STATED TASK:
Gather up all lines that carry the word "glyph".
START
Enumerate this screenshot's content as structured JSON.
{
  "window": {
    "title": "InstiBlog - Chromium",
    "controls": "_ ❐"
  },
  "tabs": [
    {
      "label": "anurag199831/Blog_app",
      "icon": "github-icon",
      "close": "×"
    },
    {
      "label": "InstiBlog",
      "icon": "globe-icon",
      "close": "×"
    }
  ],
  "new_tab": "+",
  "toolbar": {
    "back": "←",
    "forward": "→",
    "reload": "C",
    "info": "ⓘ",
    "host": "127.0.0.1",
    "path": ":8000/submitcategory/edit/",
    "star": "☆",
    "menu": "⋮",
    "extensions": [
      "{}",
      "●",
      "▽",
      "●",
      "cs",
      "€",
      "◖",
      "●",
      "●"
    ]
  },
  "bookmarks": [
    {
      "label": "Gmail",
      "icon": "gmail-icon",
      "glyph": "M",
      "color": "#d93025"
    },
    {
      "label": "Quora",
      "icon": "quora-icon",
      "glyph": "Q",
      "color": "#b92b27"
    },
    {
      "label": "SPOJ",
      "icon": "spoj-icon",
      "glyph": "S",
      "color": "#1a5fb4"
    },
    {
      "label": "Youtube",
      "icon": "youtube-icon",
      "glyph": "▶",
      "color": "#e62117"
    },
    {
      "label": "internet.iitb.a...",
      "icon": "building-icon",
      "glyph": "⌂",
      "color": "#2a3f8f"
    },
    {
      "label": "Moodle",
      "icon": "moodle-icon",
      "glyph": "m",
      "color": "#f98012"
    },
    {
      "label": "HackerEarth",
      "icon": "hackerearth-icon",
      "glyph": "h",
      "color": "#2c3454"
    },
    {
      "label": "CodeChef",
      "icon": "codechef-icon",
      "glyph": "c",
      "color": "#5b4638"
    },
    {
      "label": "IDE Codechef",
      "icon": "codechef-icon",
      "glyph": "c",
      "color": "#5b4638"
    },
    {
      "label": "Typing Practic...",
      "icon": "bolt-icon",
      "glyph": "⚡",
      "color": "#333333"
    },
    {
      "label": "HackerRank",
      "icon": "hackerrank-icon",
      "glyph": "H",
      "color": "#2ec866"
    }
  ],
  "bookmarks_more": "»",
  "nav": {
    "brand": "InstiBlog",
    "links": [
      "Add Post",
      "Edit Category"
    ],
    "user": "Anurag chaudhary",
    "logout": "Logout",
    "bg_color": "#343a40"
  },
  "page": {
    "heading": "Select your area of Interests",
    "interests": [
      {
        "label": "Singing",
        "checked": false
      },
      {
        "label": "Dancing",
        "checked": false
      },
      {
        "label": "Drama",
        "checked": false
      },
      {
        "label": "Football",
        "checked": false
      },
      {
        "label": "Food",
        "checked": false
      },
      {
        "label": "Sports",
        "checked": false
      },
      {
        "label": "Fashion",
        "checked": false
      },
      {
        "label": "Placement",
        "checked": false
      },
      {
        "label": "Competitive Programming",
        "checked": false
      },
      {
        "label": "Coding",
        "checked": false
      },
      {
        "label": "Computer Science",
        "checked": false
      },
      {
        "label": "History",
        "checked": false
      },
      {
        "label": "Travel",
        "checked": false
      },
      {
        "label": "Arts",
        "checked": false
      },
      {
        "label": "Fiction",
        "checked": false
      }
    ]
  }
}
END
FULL SOLUTION:
      "glyph": "M",
      "glyph": "Q",
      "glyph": "S",
      "glyph": "▶",
      "glyph": "⌂",
      "glyph": "m",
      "glyph": "h",
      "glyph": "c",
      "glyph": "c",
      "glyph": "⚡",
      "glyph": "H",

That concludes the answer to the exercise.